• Problem: Your task is to filter the data below down to the lines holding "органов".

── Supplied records

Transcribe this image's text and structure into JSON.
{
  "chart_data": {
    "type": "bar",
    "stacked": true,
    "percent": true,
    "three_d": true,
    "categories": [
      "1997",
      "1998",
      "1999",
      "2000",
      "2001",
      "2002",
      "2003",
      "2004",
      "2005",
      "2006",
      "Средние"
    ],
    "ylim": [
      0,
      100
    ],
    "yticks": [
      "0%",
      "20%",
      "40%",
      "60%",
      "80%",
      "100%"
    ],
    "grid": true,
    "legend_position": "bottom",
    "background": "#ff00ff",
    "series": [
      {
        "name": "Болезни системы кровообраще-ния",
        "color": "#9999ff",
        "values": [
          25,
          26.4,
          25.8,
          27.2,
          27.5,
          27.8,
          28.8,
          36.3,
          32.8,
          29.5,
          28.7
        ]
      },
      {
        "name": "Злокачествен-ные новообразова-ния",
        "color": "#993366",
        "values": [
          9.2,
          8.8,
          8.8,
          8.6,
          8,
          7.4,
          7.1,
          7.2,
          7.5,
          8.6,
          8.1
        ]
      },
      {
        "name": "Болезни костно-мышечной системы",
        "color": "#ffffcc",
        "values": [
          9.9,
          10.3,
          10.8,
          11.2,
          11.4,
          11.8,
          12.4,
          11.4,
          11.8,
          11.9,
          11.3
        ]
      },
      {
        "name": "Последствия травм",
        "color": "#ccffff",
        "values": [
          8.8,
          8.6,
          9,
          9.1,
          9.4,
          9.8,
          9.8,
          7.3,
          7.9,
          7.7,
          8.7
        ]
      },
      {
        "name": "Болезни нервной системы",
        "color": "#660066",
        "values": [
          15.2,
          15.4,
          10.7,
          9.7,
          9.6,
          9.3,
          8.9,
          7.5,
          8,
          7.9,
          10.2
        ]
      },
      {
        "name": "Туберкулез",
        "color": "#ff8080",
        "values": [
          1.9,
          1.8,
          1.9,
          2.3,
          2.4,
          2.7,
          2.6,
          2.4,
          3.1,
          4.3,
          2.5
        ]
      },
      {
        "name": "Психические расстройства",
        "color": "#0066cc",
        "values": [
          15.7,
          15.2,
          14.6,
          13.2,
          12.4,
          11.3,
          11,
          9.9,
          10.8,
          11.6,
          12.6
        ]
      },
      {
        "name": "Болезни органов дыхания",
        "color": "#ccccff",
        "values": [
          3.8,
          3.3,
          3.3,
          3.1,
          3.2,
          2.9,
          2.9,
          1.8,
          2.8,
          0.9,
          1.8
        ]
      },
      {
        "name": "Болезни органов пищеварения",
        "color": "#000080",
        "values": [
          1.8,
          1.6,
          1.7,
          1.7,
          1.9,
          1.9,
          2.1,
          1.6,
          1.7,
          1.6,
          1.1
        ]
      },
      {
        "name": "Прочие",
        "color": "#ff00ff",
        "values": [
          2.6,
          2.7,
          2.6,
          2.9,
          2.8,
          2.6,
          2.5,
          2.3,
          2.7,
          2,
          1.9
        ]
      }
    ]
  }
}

────

• Full output:
        "name": "Болезни органов дыхания",
        "name": "Болезни органов пищеварения",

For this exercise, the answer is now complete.